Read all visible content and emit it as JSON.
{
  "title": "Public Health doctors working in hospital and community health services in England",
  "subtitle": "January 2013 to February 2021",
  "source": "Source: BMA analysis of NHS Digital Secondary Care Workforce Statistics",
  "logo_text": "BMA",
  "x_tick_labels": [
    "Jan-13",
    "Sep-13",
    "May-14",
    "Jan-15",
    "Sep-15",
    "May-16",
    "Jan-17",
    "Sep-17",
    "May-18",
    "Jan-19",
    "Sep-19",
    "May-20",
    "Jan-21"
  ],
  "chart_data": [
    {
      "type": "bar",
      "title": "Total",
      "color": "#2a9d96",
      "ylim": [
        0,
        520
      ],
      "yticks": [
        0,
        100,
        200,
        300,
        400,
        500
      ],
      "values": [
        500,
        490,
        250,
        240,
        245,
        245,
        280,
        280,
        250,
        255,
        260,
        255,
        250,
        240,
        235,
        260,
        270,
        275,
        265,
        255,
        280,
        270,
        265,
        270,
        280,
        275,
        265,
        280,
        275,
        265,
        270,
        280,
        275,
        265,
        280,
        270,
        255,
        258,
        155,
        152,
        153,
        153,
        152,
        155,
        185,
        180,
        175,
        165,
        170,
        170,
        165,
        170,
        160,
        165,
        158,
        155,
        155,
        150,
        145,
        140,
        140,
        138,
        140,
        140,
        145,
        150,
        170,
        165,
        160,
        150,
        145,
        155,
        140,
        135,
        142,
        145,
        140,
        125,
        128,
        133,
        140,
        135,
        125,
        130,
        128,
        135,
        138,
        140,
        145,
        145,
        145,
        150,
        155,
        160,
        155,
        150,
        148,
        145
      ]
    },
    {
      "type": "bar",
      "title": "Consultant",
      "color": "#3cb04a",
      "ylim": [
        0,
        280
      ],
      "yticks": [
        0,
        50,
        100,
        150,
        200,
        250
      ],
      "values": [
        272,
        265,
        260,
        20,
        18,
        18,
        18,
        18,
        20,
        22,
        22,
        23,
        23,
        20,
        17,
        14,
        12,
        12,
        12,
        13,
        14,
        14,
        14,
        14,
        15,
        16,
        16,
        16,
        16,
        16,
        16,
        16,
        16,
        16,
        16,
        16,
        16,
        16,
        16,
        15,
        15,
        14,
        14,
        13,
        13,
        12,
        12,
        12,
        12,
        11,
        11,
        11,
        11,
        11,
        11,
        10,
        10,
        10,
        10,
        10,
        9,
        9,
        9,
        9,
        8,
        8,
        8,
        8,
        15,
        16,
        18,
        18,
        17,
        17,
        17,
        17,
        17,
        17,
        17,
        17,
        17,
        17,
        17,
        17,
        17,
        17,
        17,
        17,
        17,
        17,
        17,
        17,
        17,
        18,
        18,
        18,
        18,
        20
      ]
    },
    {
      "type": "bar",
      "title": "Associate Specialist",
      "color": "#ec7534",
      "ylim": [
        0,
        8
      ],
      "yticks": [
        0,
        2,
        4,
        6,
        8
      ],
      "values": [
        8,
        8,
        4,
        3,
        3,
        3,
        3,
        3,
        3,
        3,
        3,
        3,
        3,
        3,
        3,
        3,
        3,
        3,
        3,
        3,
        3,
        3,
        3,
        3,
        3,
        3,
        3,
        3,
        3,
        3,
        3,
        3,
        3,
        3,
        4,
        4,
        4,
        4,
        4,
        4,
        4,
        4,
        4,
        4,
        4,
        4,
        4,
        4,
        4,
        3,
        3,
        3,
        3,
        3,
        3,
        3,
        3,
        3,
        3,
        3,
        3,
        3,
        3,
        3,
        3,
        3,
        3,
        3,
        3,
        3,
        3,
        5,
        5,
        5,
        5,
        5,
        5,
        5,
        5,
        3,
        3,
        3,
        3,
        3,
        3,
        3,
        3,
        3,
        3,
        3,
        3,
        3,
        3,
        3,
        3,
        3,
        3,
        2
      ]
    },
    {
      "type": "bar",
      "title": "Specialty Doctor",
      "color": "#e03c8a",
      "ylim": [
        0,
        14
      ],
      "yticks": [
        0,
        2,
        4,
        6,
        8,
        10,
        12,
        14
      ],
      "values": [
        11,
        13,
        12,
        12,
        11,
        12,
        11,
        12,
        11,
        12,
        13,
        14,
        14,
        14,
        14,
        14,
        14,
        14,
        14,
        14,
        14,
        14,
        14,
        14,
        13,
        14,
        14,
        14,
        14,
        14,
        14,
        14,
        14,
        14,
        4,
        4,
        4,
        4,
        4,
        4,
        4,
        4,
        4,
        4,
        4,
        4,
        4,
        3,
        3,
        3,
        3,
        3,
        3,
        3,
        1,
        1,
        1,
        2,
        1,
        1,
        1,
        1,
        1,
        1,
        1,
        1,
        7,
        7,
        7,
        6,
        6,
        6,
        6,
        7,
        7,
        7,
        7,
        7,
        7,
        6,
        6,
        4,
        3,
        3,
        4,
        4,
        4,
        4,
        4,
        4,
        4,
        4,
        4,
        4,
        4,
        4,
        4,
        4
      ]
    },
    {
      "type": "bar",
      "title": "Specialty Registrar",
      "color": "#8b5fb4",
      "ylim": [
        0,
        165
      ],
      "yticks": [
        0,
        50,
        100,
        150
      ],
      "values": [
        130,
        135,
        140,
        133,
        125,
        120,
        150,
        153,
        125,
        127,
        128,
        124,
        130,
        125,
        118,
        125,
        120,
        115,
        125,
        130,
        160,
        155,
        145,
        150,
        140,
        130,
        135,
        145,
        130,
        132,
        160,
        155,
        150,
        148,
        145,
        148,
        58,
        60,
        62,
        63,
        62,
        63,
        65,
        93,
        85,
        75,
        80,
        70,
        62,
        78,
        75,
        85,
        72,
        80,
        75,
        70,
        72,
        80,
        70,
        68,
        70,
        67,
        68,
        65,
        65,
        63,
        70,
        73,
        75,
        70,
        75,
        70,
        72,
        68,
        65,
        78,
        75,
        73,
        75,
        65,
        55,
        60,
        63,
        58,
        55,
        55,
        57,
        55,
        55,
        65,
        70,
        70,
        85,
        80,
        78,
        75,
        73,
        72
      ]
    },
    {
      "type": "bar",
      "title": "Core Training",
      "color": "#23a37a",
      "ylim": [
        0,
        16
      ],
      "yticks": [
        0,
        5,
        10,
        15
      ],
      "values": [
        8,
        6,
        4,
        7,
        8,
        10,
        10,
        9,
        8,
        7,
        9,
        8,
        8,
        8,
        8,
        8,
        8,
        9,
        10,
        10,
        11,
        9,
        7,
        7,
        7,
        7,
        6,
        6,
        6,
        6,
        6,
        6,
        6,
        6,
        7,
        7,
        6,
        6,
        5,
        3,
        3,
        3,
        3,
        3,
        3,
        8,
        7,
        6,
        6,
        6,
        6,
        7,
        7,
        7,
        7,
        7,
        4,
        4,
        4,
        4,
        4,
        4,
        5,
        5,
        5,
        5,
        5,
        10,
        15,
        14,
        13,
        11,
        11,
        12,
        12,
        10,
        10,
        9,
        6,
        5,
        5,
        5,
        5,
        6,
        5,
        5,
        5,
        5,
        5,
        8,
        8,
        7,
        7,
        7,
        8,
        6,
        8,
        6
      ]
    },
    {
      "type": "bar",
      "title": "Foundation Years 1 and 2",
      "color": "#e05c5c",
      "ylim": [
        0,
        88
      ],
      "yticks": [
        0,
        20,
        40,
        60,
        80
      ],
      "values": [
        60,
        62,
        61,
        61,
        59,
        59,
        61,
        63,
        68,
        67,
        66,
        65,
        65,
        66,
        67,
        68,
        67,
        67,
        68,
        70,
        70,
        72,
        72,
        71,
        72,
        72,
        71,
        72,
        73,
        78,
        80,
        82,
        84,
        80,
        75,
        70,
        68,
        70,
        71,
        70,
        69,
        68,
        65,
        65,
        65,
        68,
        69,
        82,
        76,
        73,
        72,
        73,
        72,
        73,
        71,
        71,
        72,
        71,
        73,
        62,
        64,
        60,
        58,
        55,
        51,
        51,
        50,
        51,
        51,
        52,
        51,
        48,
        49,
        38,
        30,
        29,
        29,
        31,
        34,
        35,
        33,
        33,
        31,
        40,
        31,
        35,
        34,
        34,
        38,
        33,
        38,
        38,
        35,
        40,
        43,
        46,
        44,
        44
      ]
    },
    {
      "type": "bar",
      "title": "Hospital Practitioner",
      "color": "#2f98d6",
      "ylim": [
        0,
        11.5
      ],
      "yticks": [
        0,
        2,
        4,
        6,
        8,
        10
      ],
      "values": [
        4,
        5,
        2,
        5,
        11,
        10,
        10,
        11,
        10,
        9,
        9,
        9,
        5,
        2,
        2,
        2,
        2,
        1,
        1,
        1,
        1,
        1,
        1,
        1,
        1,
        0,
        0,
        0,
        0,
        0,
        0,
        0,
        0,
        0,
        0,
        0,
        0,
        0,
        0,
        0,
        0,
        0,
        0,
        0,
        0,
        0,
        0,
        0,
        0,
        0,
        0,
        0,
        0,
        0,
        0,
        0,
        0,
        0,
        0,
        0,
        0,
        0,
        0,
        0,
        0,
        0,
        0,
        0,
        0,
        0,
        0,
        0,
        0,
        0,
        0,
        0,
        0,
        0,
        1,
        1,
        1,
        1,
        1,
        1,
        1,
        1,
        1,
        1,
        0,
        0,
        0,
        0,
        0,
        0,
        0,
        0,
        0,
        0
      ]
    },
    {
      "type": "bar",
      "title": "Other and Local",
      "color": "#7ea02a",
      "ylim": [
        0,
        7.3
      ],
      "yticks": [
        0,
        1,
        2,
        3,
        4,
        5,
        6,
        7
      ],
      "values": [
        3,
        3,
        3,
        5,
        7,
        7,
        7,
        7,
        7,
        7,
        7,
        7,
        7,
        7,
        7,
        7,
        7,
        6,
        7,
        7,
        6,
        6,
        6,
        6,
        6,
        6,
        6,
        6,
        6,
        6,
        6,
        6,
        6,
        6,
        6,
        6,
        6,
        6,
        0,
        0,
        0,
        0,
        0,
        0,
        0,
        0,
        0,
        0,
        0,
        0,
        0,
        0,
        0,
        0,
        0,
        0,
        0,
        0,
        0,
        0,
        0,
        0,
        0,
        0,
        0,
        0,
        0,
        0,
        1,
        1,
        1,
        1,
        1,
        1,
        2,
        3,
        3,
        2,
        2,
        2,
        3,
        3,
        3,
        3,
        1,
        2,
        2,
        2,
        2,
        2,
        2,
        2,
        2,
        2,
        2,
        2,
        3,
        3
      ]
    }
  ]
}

Goal | Each line holding "color" must be found and copied.

Exercise output |
      "color": "#2a9d96",
      "color": "#3cb04a",
      "color": "#ec7534",
      "color": "#e03c8a",
      "color": "#8b5fb4",
      "color": "#23a37a",
      "color": "#e05c5c",
      "color": "#2f98d6",
      "color": "#7ea02a",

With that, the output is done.